──────── Rows

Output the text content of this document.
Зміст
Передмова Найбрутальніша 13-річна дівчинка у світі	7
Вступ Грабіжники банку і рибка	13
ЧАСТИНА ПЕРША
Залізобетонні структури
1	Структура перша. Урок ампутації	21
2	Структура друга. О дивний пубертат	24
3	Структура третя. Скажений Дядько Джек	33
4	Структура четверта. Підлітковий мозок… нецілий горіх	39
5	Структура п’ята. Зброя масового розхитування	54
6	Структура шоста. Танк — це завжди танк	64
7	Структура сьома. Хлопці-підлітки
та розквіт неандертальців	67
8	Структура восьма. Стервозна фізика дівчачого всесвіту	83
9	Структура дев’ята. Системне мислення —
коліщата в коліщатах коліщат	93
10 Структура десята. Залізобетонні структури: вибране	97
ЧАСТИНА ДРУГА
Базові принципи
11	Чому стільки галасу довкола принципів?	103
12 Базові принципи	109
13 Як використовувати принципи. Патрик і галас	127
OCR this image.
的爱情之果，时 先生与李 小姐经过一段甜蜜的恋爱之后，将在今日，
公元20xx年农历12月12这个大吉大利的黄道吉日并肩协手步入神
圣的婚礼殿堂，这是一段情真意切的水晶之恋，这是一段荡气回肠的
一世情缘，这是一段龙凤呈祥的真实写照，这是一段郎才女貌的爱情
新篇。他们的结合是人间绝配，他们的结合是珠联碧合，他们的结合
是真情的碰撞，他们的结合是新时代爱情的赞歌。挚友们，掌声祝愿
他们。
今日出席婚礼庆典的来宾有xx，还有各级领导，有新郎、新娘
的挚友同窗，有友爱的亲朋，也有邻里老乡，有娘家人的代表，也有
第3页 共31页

────────────────

→ **Exercise**
Transcribe all of the entries without altering anything.

→ **Response below**
Output the text content of this document.
Зміст
Передмова Найбрутальніша 13-річна дівчинка у світі	7
Вступ Грабіжники банку і рибка	13
ЧАСТИНА ПЕРША
Залізобетонні структури
1	Структура перша. Урок ампутації	21
2	Структура друга. О дивний пубертат	24
3	Структура третя. Скажений Дядько Джек	33
4	Структура четверта. Підлітковий мозок… нецілий горіх	39
5	Структура п’ята. Зброя масового розхитування	54
6	Структура шоста. Танк — це завжди танк	64
7	Структура сьома. Хлопці-підлітки
та розквіт неандертальців	67
8	Структура восьма. Стервозна фізика дівчачого всесвіту	83
9	Структура дев’ята. Системне мислення —
коліщата в коліщатах коліщат	93
10 Структура десята. Залізобетонні структури: вибране	97
ЧАСТИНА ДРУГА
Базові принципи
11	Чому стільки галасу довкола принципів?	103
12 Базові принципи	109
13 Як використовувати принципи. Патрик і галас	127
OCR this image.
的爱情之果，时 先生与李 小姐经过一段甜蜜的恋爱之后，将在今日，
公元20xx年农历12月12这个大吉大利的黄道吉日并肩协手步入神
圣的婚礼殿堂，这是一段情真意切的水晶之恋，这是一段荡气回肠的
一世情缘，这是一段龙凤呈祥的真实写照，这是一段郎才女貌的爱情
新篇。他们的结合是人间绝配，他们的结合是珠联碧合，他们的结合
是真情的碰撞，他们的结合是新时代爱情的赞歌。挚友们，掌声祝愿
他们。
今日出席婚礼庆典的来宾有xx，还有各级领导，有新郎、新娘
的挚友同窗，有友爱的亲朋，也有邻里老乡，有娘家人的代表，也有
第3页 共31页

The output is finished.